**Required task**
Copy each line containing the word "JSON" from the records that follow, please.

## START Data provided

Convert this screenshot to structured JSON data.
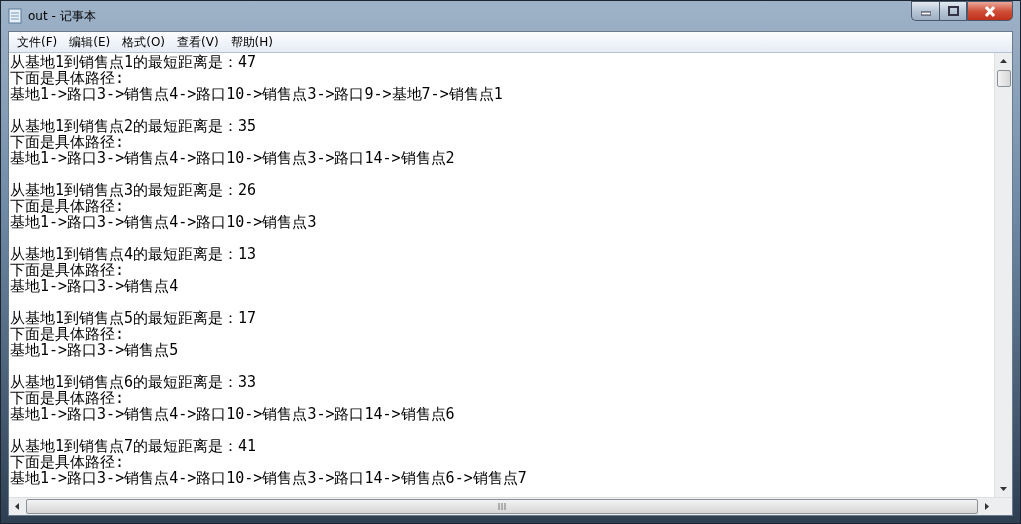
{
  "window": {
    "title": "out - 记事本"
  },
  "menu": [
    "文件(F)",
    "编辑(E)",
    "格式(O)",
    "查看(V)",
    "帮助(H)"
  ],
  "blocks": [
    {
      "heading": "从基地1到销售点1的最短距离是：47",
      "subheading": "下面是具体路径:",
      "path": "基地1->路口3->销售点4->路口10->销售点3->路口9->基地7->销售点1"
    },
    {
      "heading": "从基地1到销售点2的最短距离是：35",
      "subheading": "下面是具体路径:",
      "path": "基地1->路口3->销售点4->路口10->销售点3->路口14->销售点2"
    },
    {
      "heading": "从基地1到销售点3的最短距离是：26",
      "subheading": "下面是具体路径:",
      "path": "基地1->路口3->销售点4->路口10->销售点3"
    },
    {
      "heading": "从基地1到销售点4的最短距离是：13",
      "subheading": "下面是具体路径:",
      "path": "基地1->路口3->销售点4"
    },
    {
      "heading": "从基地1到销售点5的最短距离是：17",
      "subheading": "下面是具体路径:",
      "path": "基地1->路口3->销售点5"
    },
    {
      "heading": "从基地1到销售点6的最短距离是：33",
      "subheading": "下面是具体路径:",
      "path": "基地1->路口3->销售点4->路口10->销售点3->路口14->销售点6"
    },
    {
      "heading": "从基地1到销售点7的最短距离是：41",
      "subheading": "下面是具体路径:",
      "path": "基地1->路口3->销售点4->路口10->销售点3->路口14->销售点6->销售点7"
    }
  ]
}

## END Data provided
## START Data provided

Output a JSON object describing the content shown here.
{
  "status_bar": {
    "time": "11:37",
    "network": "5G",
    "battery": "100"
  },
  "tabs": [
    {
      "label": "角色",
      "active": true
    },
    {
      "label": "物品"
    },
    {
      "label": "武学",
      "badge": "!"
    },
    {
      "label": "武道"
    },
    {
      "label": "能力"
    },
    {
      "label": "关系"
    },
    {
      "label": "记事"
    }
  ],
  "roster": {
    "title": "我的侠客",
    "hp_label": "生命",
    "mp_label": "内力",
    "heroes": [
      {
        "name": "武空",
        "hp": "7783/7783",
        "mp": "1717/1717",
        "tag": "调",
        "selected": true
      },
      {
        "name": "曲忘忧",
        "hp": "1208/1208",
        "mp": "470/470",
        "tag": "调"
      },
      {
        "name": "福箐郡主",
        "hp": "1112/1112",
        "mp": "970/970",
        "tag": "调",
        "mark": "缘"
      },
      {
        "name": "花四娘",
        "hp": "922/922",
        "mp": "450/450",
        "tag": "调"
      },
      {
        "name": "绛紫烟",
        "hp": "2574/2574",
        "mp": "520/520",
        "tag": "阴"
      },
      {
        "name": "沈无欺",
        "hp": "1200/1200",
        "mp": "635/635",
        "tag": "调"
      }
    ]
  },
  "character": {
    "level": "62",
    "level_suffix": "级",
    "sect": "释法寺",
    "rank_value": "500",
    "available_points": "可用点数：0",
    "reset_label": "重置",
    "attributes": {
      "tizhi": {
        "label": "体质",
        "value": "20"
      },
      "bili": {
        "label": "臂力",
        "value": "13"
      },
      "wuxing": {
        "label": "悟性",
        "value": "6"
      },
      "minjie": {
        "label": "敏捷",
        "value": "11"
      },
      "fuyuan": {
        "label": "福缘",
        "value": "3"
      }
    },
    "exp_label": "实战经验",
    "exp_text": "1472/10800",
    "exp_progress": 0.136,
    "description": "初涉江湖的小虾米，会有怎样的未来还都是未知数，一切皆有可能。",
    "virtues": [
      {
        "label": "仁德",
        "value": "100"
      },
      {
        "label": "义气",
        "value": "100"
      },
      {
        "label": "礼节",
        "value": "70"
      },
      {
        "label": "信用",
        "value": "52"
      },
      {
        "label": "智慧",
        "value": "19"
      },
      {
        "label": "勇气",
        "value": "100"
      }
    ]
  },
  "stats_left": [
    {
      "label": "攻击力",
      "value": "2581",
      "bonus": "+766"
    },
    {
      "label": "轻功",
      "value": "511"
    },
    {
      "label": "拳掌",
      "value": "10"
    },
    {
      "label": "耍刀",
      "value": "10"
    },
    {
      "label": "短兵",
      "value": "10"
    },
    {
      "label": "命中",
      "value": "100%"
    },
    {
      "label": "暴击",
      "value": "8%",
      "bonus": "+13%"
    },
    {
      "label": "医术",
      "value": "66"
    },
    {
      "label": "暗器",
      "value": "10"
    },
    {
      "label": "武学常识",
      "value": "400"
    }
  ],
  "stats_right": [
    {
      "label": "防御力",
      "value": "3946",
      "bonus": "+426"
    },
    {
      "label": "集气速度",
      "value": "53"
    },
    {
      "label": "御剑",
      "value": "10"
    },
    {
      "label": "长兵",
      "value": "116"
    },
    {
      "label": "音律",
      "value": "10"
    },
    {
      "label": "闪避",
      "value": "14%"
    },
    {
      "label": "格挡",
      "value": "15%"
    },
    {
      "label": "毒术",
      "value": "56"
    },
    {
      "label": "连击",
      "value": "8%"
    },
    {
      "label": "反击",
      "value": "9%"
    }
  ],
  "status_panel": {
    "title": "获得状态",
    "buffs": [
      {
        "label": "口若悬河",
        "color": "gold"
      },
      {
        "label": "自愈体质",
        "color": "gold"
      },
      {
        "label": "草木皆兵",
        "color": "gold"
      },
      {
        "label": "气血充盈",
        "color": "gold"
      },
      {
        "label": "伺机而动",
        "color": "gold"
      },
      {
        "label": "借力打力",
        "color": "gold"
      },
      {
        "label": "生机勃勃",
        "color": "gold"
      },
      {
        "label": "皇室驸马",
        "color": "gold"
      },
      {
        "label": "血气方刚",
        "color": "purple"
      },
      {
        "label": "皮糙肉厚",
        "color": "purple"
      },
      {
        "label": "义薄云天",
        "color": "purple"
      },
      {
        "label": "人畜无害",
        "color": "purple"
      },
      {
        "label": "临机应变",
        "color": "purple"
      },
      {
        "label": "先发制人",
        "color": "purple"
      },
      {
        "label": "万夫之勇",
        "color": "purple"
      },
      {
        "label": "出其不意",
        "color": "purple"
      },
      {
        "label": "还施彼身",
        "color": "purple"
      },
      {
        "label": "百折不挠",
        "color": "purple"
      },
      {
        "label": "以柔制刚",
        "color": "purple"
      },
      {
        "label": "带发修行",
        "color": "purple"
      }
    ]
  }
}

## END Data provided

**Solution to this task**
Convert this screenshot to structured JSON data.
Output a JSON object describing the content shown here.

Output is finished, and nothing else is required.